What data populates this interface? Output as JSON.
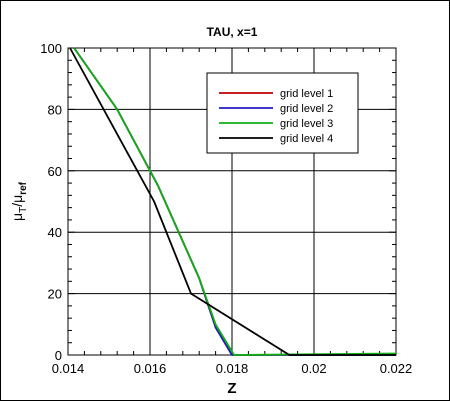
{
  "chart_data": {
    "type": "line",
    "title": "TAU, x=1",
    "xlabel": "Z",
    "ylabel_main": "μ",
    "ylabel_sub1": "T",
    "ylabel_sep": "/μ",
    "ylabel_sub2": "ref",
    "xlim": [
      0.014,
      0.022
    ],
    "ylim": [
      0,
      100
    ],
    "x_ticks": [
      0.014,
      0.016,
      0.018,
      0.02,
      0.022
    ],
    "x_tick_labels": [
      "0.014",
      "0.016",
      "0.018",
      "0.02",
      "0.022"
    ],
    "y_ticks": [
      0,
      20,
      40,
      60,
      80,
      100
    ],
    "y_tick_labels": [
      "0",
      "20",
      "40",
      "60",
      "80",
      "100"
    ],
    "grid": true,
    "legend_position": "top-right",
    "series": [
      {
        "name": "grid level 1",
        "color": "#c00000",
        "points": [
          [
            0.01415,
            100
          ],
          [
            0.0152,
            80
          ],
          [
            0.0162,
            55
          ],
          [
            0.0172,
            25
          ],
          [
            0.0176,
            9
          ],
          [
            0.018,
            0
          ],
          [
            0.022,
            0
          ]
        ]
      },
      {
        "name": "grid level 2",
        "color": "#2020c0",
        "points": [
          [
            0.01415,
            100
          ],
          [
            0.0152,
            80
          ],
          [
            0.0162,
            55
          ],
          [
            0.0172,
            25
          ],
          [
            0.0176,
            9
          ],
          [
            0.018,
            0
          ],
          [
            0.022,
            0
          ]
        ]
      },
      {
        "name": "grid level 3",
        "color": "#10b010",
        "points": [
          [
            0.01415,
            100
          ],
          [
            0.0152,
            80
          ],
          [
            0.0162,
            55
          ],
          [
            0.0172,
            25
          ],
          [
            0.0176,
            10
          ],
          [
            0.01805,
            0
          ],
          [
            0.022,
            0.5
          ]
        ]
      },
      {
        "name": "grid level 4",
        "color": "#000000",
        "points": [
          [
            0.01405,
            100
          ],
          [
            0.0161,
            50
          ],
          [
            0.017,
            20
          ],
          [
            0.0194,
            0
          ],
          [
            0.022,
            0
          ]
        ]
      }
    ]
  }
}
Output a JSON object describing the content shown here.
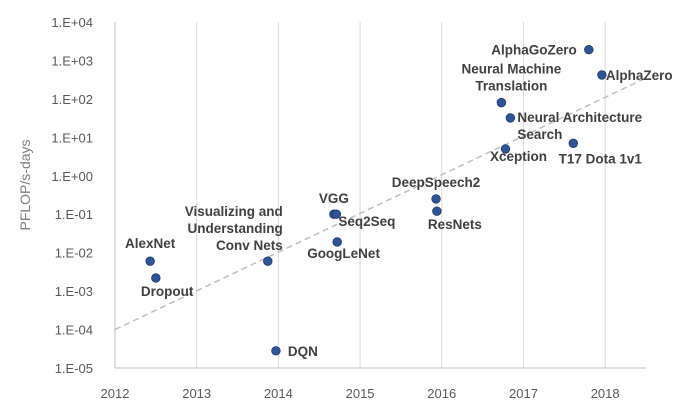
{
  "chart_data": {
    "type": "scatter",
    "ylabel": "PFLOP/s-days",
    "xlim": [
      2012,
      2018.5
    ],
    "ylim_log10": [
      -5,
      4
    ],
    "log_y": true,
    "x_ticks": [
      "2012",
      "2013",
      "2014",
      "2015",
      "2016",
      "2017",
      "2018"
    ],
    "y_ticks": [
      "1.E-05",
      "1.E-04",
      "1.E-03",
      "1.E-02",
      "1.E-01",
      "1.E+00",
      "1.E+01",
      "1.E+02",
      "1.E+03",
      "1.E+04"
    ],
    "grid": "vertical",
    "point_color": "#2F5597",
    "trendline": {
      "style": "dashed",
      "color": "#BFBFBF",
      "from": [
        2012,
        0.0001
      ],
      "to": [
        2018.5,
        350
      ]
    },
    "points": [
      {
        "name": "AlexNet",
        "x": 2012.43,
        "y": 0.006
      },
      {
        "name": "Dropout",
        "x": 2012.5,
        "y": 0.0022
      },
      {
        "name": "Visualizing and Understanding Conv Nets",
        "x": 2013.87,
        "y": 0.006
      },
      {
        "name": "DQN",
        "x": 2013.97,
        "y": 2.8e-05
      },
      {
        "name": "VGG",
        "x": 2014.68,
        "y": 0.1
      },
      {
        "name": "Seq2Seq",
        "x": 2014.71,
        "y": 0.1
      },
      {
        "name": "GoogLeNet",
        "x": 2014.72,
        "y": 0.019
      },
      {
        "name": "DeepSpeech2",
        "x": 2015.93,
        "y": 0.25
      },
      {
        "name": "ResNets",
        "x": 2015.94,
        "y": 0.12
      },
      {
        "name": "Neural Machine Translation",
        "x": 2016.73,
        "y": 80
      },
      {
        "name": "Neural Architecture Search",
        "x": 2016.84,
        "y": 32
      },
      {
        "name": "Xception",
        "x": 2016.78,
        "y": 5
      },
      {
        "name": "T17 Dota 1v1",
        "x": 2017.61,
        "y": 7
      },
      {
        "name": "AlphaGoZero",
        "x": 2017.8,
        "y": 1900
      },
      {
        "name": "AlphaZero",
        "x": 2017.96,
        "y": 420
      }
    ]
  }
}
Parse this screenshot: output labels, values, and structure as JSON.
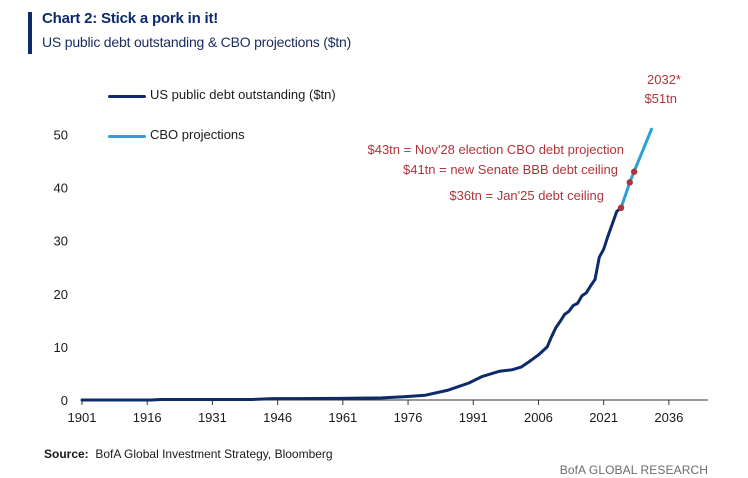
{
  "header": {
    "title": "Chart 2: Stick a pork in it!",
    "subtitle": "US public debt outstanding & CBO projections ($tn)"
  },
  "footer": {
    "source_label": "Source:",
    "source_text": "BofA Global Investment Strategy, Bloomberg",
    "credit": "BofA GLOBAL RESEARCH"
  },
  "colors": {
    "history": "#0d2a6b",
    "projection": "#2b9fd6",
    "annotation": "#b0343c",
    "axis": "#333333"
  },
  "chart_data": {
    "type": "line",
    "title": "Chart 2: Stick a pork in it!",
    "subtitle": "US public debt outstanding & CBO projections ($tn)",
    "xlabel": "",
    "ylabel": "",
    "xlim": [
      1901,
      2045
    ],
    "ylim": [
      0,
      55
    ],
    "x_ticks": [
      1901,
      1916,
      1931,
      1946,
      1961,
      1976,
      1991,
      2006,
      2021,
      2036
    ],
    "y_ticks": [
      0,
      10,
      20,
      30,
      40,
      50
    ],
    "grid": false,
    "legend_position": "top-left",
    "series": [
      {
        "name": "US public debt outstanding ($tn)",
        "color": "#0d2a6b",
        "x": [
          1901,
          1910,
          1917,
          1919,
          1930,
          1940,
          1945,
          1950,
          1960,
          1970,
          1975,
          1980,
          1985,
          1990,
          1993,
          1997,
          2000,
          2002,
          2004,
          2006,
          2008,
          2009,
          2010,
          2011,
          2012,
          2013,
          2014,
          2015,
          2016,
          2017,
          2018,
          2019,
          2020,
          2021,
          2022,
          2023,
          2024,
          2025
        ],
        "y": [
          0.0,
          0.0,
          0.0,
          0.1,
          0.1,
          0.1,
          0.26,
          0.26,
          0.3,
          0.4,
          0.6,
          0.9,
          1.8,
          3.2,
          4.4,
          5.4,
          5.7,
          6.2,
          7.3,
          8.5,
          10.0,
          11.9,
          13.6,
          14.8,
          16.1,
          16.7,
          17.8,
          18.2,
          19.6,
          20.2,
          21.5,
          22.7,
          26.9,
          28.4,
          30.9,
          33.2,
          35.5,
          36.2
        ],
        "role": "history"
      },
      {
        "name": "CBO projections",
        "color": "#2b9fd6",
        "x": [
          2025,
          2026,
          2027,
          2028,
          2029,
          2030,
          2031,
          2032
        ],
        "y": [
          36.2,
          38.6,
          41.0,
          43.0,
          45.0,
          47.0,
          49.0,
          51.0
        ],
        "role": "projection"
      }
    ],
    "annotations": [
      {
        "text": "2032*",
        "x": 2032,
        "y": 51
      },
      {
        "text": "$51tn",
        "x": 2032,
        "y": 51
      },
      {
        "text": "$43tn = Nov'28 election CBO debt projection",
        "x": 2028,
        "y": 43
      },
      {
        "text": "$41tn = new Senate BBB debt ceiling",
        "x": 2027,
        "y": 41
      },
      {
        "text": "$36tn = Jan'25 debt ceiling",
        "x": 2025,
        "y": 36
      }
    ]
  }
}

==================================================

Within the material above, find the lines that contain the word "ceiling"; copy them.

        "text": "$41tn = new Senate BBB debt ceiling",
        "text": "$36tn = Jan'25 debt ceiling",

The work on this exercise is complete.